● REQUIREMENTS
Transcribe every line from the first one down to the line containing "546, 317, 558]", both included, with no changes.

● GIVEN INFORMATION
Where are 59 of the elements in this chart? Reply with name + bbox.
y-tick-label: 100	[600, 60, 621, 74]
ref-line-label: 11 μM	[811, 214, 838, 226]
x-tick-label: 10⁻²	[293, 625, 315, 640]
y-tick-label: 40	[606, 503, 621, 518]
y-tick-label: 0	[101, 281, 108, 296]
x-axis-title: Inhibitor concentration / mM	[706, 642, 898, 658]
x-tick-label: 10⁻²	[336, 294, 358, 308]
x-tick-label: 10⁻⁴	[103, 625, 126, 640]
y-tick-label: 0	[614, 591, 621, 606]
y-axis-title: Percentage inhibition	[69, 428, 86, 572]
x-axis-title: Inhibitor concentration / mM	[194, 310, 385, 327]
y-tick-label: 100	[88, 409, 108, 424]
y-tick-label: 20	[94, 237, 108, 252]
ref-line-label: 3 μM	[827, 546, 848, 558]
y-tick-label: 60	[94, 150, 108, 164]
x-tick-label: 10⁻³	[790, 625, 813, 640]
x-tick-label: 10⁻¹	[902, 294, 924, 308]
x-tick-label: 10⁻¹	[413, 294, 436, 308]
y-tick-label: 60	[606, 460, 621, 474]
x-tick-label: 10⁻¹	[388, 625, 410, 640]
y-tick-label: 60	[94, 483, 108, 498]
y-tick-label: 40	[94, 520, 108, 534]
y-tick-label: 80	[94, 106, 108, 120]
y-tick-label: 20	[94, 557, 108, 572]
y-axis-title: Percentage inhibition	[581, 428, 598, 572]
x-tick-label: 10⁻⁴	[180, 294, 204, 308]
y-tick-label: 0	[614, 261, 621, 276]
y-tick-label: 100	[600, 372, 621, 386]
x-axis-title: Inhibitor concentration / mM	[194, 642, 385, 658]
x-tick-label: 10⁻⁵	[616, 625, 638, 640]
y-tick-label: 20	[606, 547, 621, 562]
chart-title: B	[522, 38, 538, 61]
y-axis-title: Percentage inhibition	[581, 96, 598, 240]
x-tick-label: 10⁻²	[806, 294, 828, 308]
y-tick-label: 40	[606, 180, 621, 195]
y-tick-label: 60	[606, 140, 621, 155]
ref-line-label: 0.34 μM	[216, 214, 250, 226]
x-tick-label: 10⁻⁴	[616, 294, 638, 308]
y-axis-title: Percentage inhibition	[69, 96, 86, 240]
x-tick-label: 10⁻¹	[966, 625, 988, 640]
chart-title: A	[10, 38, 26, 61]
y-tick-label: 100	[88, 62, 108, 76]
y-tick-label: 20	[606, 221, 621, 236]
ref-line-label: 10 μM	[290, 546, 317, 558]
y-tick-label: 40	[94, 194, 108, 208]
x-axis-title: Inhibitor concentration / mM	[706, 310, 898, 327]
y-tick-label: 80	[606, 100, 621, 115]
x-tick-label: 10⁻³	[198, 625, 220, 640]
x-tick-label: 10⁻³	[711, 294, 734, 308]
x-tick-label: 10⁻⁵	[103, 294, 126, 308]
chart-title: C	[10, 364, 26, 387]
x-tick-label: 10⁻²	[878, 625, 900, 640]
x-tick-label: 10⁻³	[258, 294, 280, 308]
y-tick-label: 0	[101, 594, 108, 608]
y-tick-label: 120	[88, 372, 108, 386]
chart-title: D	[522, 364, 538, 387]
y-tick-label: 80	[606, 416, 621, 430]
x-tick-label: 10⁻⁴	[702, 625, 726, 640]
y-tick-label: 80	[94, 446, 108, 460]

● EXERCISE RESULT
Where are 59 of the elements in this chart? Reply with name + bbox.
y-tick-label: 100	[600, 60, 621, 74]
ref-line-label: 11 μM	[811, 214, 838, 226]
x-tick-label: 10⁻²	[293, 625, 315, 640]
y-tick-label: 40	[606, 503, 621, 518]
y-tick-label: 0	[101, 281, 108, 296]
x-axis-title: Inhibitor concentration / mM	[706, 642, 898, 658]
x-tick-label: 10⁻²	[336, 294, 358, 308]
x-tick-label: 10⁻⁴	[103, 625, 126, 640]
y-tick-label: 0	[614, 591, 621, 606]
y-axis-title: Percentage inhibition	[69, 428, 86, 572]
x-axis-title: Inhibitor concentration / mM	[194, 310, 385, 327]
y-tick-label: 100	[88, 409, 108, 424]
y-tick-label: 20	[94, 237, 108, 252]
ref-line-label: 3 μM	[827, 546, 848, 558]
y-tick-label: 60	[94, 150, 108, 164]
x-tick-label: 10⁻³	[790, 625, 813, 640]
x-tick-label: 10⁻¹	[902, 294, 924, 308]
x-tick-label: 10⁻¹	[413, 294, 436, 308]
y-tick-label: 60	[606, 460, 621, 474]
x-tick-label: 10⁻¹	[388, 625, 410, 640]
y-tick-label: 60	[94, 483, 108, 498]
y-tick-label: 40	[94, 520, 108, 534]
y-tick-label: 80	[94, 106, 108, 120]
y-tick-label: 20	[94, 557, 108, 572]
y-axis-title: Percentage inhibition	[581, 428, 598, 572]
x-tick-label: 10⁻⁴	[180, 294, 204, 308]
y-tick-label: 0	[614, 261, 621, 276]
y-tick-label: 100	[600, 372, 621, 386]
x-axis-title: Inhibitor concentration / mM	[194, 642, 385, 658]
x-tick-label: 10⁻⁵	[616, 625, 638, 640]
y-tick-label: 20	[606, 547, 621, 562]
chart-title: B	[522, 38, 538, 61]
y-axis-title: Percentage inhibition	[581, 96, 598, 240]
x-tick-label: 10⁻²	[806, 294, 828, 308]
y-tick-label: 40	[606, 180, 621, 195]
y-tick-label: 60	[606, 140, 621, 155]
ref-line-label: 0.34 μM	[216, 214, 250, 226]
x-tick-label: 10⁻⁴	[616, 294, 638, 308]
y-axis-title: Percentage inhibition	[69, 96, 86, 240]
x-tick-label: 10⁻¹	[966, 625, 988, 640]
chart-title: A	[10, 38, 26, 61]
y-tick-label: 100	[88, 62, 108, 76]
y-tick-label: 20	[606, 221, 621, 236]
ref-line-label: 10 μM	[290, 546, 317, 558]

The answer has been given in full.